== What the task asks ==
Copy every line from the material below that holds "Geopolitical".

########

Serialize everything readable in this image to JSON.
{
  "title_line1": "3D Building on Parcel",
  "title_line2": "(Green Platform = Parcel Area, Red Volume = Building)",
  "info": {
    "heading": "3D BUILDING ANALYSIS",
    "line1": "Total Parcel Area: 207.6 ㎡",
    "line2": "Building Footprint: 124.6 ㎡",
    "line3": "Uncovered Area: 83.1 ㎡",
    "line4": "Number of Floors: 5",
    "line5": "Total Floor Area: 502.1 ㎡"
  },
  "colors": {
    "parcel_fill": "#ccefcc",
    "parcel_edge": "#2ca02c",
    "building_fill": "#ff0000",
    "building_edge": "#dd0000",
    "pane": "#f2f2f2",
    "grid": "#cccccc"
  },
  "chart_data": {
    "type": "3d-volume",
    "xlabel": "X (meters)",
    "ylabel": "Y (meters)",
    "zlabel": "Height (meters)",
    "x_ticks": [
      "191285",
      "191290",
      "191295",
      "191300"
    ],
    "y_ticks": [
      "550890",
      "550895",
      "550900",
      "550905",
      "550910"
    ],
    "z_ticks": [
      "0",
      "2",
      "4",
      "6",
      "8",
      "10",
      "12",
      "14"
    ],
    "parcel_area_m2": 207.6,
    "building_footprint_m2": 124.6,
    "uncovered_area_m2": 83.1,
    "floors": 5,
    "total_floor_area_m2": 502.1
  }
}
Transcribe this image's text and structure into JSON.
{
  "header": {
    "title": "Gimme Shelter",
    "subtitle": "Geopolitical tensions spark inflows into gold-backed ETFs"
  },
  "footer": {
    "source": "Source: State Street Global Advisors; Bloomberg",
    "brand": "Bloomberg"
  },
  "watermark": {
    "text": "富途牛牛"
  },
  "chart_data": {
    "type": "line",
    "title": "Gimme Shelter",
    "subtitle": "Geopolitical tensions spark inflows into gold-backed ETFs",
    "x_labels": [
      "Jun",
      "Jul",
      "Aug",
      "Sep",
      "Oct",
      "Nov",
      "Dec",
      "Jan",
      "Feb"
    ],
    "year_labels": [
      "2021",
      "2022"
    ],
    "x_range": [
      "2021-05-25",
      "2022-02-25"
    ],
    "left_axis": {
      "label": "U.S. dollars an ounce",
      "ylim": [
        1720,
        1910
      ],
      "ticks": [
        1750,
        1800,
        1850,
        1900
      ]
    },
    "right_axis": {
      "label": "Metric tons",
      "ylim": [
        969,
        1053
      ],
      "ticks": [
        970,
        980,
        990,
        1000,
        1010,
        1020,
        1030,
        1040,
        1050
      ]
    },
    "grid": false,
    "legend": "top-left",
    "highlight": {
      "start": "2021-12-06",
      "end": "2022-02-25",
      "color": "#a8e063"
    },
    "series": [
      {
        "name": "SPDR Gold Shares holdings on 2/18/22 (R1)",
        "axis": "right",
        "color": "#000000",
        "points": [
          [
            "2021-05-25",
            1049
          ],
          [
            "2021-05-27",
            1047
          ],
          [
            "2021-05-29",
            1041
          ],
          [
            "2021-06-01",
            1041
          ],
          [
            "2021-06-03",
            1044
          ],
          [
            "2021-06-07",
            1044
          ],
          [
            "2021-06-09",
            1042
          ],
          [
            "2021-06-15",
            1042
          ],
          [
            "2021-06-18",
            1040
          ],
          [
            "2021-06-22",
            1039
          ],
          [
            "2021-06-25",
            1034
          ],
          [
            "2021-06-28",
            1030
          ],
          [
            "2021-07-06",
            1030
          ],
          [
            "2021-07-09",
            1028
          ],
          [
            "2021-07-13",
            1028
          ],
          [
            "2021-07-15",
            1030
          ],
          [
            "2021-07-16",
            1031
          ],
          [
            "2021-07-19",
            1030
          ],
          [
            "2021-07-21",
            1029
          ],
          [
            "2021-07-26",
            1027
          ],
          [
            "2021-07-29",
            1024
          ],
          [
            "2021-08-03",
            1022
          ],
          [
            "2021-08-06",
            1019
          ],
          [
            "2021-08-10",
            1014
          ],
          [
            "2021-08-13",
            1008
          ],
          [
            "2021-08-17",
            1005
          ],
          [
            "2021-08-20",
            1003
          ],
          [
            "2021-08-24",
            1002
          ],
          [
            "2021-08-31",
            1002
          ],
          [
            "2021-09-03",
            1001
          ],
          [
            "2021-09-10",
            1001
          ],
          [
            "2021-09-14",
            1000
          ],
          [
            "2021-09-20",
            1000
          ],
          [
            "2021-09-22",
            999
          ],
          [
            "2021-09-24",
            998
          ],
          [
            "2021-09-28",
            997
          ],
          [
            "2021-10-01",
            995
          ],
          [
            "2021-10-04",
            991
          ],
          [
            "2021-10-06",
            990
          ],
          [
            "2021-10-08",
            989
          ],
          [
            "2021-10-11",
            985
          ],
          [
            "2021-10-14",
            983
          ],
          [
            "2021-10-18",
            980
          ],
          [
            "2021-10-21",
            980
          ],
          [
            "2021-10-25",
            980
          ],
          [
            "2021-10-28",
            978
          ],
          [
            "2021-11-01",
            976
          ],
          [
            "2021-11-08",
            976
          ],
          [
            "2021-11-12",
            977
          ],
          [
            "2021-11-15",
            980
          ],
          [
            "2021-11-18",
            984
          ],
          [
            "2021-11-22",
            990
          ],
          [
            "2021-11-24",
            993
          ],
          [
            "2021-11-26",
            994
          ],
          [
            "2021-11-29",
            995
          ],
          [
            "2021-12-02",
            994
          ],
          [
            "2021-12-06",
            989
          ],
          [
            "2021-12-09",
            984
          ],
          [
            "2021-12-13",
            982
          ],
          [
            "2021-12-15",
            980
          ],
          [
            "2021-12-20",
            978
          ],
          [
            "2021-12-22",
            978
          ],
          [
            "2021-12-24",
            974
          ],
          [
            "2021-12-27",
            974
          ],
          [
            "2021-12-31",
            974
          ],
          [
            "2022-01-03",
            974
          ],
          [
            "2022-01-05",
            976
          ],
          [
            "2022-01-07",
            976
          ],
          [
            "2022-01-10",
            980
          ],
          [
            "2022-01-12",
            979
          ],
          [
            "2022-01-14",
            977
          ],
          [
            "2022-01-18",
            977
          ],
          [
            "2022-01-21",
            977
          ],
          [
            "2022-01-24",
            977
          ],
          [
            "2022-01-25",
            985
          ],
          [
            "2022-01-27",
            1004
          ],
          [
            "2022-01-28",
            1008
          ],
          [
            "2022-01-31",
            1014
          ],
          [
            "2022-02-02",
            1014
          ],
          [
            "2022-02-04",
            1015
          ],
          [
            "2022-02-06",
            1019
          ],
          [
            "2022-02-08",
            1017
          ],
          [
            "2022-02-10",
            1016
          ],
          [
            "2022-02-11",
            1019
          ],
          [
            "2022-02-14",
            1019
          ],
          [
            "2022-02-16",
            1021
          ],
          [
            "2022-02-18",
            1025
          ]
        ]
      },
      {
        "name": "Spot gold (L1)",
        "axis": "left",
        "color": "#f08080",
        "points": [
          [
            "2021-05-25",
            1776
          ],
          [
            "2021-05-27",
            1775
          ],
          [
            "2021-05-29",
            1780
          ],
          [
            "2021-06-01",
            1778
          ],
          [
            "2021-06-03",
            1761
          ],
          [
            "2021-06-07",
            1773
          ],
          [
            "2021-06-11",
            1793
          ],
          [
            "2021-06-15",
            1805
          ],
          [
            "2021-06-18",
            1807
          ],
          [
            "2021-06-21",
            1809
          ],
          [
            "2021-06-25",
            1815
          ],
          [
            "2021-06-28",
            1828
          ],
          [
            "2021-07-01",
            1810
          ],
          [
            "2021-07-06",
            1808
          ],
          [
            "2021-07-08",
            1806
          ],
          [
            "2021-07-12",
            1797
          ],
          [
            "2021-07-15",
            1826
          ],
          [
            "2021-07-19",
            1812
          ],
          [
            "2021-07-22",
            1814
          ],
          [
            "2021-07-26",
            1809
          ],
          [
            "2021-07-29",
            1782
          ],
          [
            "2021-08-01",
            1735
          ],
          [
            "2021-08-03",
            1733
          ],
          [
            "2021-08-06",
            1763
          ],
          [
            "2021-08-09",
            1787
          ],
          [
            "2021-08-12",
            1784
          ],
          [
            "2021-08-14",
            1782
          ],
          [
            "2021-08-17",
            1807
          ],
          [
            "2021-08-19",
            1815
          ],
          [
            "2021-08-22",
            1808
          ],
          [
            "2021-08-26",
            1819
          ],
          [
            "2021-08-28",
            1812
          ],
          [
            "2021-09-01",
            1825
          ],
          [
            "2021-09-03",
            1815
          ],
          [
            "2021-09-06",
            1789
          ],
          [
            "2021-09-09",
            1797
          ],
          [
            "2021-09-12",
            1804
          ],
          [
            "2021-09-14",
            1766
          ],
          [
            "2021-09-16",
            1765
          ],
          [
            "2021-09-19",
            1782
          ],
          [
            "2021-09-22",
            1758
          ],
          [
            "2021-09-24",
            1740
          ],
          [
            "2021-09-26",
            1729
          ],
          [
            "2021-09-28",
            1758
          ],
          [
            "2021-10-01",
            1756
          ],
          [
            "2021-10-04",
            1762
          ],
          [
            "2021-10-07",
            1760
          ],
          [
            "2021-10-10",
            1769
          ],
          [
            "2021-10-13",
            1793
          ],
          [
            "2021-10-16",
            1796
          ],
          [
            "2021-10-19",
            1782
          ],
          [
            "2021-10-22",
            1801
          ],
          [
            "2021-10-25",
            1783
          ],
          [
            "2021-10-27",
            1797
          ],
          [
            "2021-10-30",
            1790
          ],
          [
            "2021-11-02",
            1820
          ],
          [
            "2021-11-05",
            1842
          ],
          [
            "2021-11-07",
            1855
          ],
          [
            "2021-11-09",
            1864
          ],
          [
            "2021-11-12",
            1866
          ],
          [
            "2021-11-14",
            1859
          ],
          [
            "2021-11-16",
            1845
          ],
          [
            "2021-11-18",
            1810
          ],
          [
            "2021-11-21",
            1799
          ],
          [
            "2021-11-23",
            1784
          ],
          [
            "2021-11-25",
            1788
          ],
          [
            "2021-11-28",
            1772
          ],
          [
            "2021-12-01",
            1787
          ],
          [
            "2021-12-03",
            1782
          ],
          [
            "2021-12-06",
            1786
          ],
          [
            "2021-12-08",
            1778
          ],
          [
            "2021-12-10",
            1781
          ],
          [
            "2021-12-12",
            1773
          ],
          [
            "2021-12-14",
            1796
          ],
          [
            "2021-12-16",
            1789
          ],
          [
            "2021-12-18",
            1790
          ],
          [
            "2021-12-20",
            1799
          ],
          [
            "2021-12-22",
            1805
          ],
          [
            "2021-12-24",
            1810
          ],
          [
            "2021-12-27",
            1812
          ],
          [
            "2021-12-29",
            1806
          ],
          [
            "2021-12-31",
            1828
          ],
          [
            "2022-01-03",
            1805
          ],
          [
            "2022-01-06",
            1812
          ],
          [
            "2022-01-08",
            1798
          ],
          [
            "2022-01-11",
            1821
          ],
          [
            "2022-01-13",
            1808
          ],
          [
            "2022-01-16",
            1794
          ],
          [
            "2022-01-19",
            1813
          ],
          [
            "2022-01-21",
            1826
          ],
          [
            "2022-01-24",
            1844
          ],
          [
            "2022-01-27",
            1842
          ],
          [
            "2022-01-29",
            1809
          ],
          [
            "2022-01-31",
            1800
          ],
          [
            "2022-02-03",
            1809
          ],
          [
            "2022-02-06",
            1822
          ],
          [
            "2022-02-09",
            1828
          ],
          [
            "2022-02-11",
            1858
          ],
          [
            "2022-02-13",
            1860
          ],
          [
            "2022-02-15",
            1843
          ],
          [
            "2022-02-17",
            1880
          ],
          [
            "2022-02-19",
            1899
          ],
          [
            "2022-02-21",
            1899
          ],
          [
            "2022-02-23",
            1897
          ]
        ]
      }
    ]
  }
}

########

== Solution for this problem ==
    "subtitle": "Geopolitical tensions spark inflows into gold-backed ETFs"
    "subtitle": "Geopolitical tensions spark inflows into gold-backed ETFs",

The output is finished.